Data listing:
☆ ☆ ☆ ☆ ☆

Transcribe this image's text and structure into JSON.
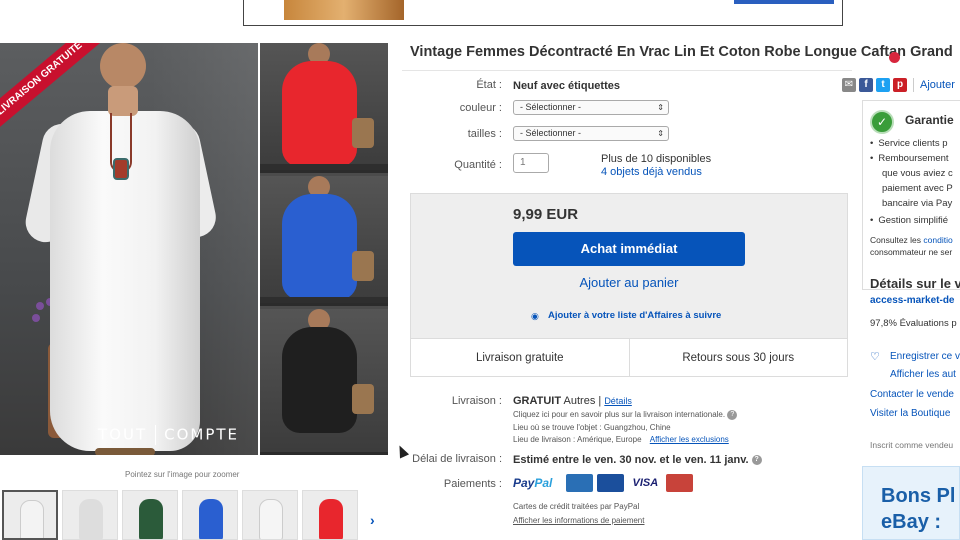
{
  "title": "Vintage Femmes Décontracté En Vrac Lin Et Coton Robe Longue Caftan Grand",
  "ribbon": "LIVRAISON GRATUITE",
  "watermark": {
    "left": "TOUT",
    "right": "COMPTE"
  },
  "zoom_hint": "Pointez sur l'image pour zoomer",
  "share": {
    "add_link": "Ajouter",
    "icons": [
      "email-icon",
      "facebook-icon",
      "twitter-icon",
      "pinterest-icon"
    ]
  },
  "fields": {
    "etat": {
      "label": "État :",
      "value": "Neuf avec étiquettes"
    },
    "couleur": {
      "label": "couleur :",
      "value": "- Sélectionner -"
    },
    "tailles": {
      "label": "tailles :",
      "value": "- Sélectionner -"
    },
    "quantite": {
      "label": "Quantité :",
      "value": "1",
      "available": "Plus de 10 disponibles",
      "sold": "4 objets déjà vendus"
    }
  },
  "price": "9,99 EUR",
  "buy_button": "Achat immédiat",
  "cart_link": "Ajouter au panier",
  "watch_link": "Ajouter à votre liste d'Affaires à suivre",
  "shipping_bar": {
    "left": "Livraison gratuite",
    "right": "Retours sous 30 jours"
  },
  "livraison": {
    "label": "Livraison :",
    "value": "GRATUIT",
    "others": "Autres |",
    "details": "Détails",
    "intl": "Cliquez ici pour en savoir plus sur la livraison internationale.",
    "location": "Lieu où se trouve l'objet : Guangzhou, Chine",
    "ship_to": "Lieu de livraison : Amérique, Europe",
    "exclusions": "Afficher les exclusions"
  },
  "delai": {
    "label": "Délai de livraison :",
    "value": "Estimé entre le ven. 30 nov. et le ven. 11 janv."
  },
  "paiements": {
    "label": "Paiements :",
    "paypal_a": "Pay",
    "paypal_b": "Pal",
    "cards_note": "Cartes de crédit traitées par PayPal",
    "details_link": "Afficher les informations de paiement",
    "card_labels": [
      "AMEX",
      "Maestro",
      "VISA",
      "MC"
    ]
  },
  "sidebar": {
    "garantie": "Garantie",
    "bullets": [
      "Service clients p",
      "Remboursement",
      "que vous aviez c",
      "paiement avec P",
      "bancaire via Pay",
      "Gestion simplifié"
    ],
    "consultez_a": "Consultez les",
    "consultez_b": "conditio",
    "consommateur": "consommateur ne ser",
    "seller_title": "Détails sur le v",
    "seller_name": "access-market-de",
    "evaluations": "97,8% Évaluations p",
    "register": "Enregistrer ce v",
    "show_other": "Afficher les aut",
    "contact": "Contacter le vende",
    "visit": "Visiter la Boutique",
    "since": "Inscrit comme vendeu",
    "bons_a": "Bons Pl",
    "bons_b": "eBay :"
  },
  "colors": {
    "accent": "#0654ba",
    "ribbon": "#c8102e",
    "variants": [
      "#e8262d",
      "#2a5fd0",
      "#1f1f1f"
    ]
  }
}
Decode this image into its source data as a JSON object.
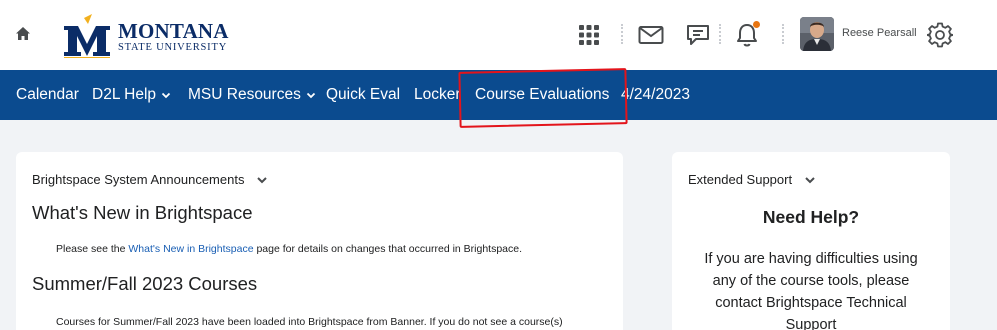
{
  "header": {
    "logo": {
      "line1": "MONTANA",
      "line2": "STATE UNIVERSITY"
    },
    "icons": [
      "home-icon",
      "apps-grid-icon",
      "mail-icon",
      "chat-icon",
      "bell-icon",
      "settings-gear-icon"
    ],
    "user_name": "Reese Pearsall",
    "notification_dot_color": "#e87511"
  },
  "nav": {
    "items": [
      {
        "label": "Calendar",
        "dropdown": false
      },
      {
        "label": "D2L Help",
        "dropdown": true
      },
      {
        "label": "MSU Resources",
        "dropdown": true
      },
      {
        "label": "Quick Eval",
        "dropdown": false
      },
      {
        "label": "Locker",
        "dropdown": false
      },
      {
        "label": "Course Evaluations",
        "dropdown": false
      },
      {
        "label": "4/24/2023",
        "dropdown": false
      }
    ],
    "bg_color": "#0b4b8f"
  },
  "annotation_color": "#e3141b",
  "announcements": {
    "widget_title": "Brightspace System Announcements",
    "items": [
      {
        "heading": "What's New in Brightspace",
        "text_before": "Please see the ",
        "link": "What's New in Brightspace",
        "text_after": " page for details on changes that occurred in Brightspace."
      },
      {
        "heading": "Summer/Fall 2023 Courses",
        "text": "Courses for Summer/Fall 2023 have been loaded into Brightspace from Banner. If you do not see a course(s)"
      }
    ]
  },
  "support": {
    "widget_title": "Extended Support",
    "heading": "Need Help?",
    "text": "If you are having difficulties using any of the course tools, please contact Brightspace Technical Support"
  }
}
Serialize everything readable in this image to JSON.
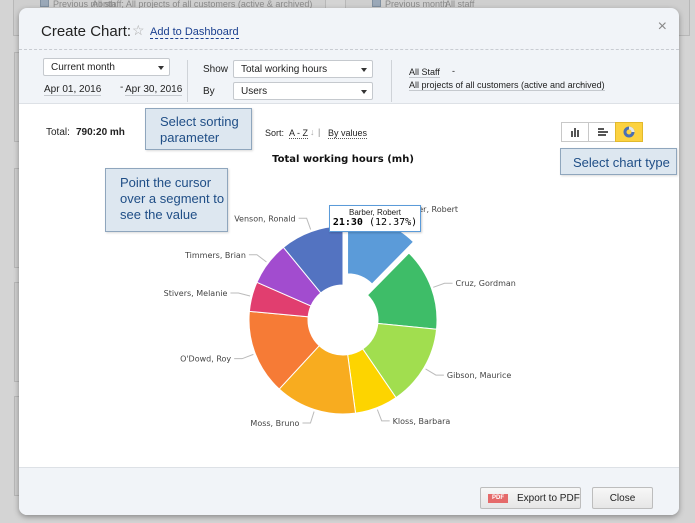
{
  "background": {
    "left_panel_filter": "Previous month",
    "left_panel_scope": "All staff; All projects of all customers (active & archived)",
    "right_panel_filter": "Previous month",
    "right_panel_scope": "All staff"
  },
  "dialog": {
    "title": "Create Chart:",
    "add_to_dashboard": "Add to Dashboard",
    "close_symbol": "×"
  },
  "filters": {
    "period": "Current month",
    "date_from": "Apr 01, 2016",
    "date_separator": "-",
    "date_to": "Apr 30, 2016",
    "show_label": "Show",
    "show_value": "Total working hours",
    "by_label": "By",
    "by_value": "Users",
    "staff_scope": "All Staff",
    "projects_scope": "All projects of all customers (active and archived)",
    "scope_suffix": "-"
  },
  "summary": {
    "total_label": "Total:",
    "total_value": "790:20 mh",
    "sort_label": "Sort:",
    "sort_az": "A - Z",
    "sort_arrow": "↓",
    "sort_sep": "|",
    "sort_values": "By values"
  },
  "chart_types": [
    {
      "name": "column-chart",
      "active": false
    },
    {
      "name": "bar-chart",
      "active": false
    },
    {
      "name": "donut-chart",
      "active": true
    }
  ],
  "callouts": {
    "sorting": "Select sorting parameter",
    "chart_type": "Select chart type",
    "hover": "Point the cursor over a segment to see the value"
  },
  "tooltip": {
    "name": "Barber, Robert",
    "value": "21:30",
    "percent": "(12.37%)"
  },
  "footer": {
    "export_label": "Export to PDF",
    "pdf_badge": "PDF",
    "close_label": "Close"
  },
  "chart_data": {
    "type": "pie",
    "title": "Total working hours (mh)",
    "donut": true,
    "exploded": "Barber, Robert",
    "categories": [
      "Barber, Robert",
      "Cruz, Gordman",
      "Gibson, Maurice",
      "Kloss, Barbara",
      "Moss, Bruno",
      "O'Dowd, Roy",
      "Stivers, Melanie",
      "Timmers, Brian",
      "Venson, Ronald"
    ],
    "values": [
      12.37,
      14.2,
      13.9,
      7.4,
      14.0,
      14.6,
      5.1,
      7.5,
      10.93
    ],
    "value_unit": "percent",
    "colors": [
      "#5b9bd9",
      "#3ebd68",
      "#a1de4f",
      "#fdd400",
      "#f8ac1f",
      "#f67b36",
      "#e13e6f",
      "#a24ccf",
      "#5373c1"
    ]
  }
}
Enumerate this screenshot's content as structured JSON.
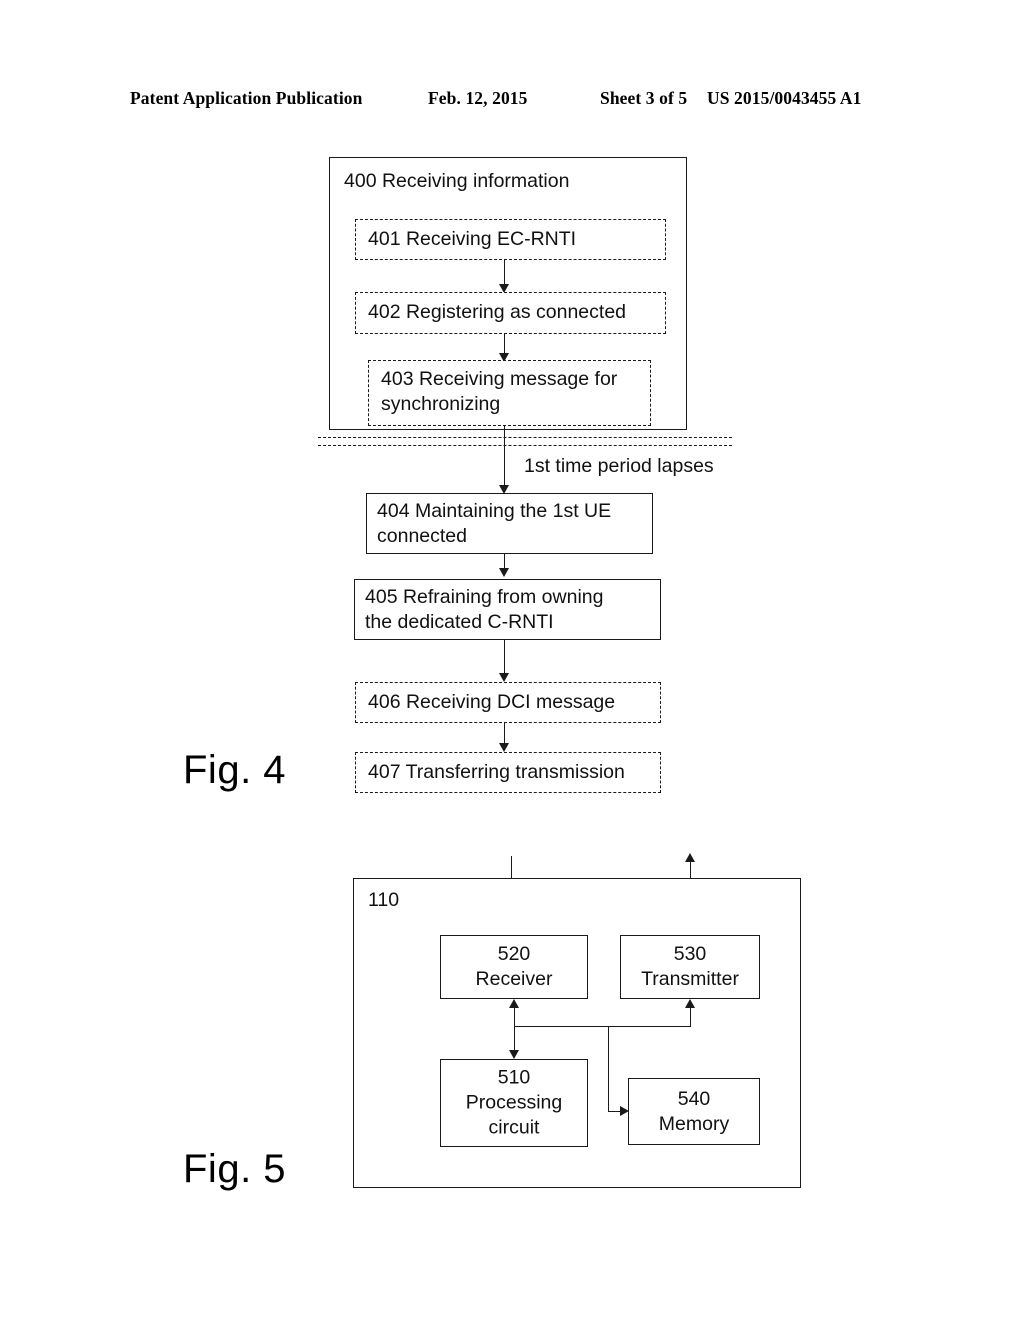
{
  "header": {
    "publication": "Patent Application Publication",
    "date": "Feb. 12, 2015",
    "sheet": "Sheet 3 of 5",
    "doc_number": "US 2015/0043455 A1"
  },
  "figure4": {
    "caption": "Fig. 4",
    "outer_box": {
      "label": "400 Receiving information"
    },
    "steps": [
      {
        "id": "401",
        "label": "401 Receiving EC-RNTI",
        "style": "dashed"
      },
      {
        "id": "402",
        "label": "402 Registering as connected",
        "style": "dashed"
      },
      {
        "id": "403",
        "label": "403 Receiving message for\nsynchronizing",
        "style": "dashed"
      },
      {
        "id": "404",
        "label": "404 Maintaining the 1st UE\nconnected",
        "style": "solid"
      },
      {
        "id": "405",
        "label": "405 Refraining from owning\nthe dedicated C-RNTI",
        "style": "solid"
      },
      {
        "id": "406",
        "label": "406 Receiving DCI message",
        "style": "dashed"
      },
      {
        "id": "407",
        "label": "407 Transferring transmission",
        "style": "dashed"
      }
    ],
    "annotation": "1st time period lapses"
  },
  "figure5": {
    "caption": "Fig. 5",
    "outer_box_ref": "110",
    "blocks": [
      {
        "id": "520",
        "ref": "520",
        "name": "Receiver",
        "label": "520\nReceiver"
      },
      {
        "id": "530",
        "ref": "530",
        "name": "Transmitter",
        "label": "530\nTransmitter"
      },
      {
        "id": "510",
        "ref": "510",
        "name": "Processing circuit",
        "label": "510\nProcessing\ncircuit"
      },
      {
        "id": "540",
        "ref": "540",
        "name": "Memory",
        "label": "540\nMemory"
      }
    ]
  },
  "colors": {
    "ink": "#1a1a1a",
    "paper": "#ffffff"
  }
}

☆ ☆ ☆ ☆ ☆

#### Request:
Give the number of lines that hold the word "ribbon" in these records, with nothing added.

#### Answer to this task:
2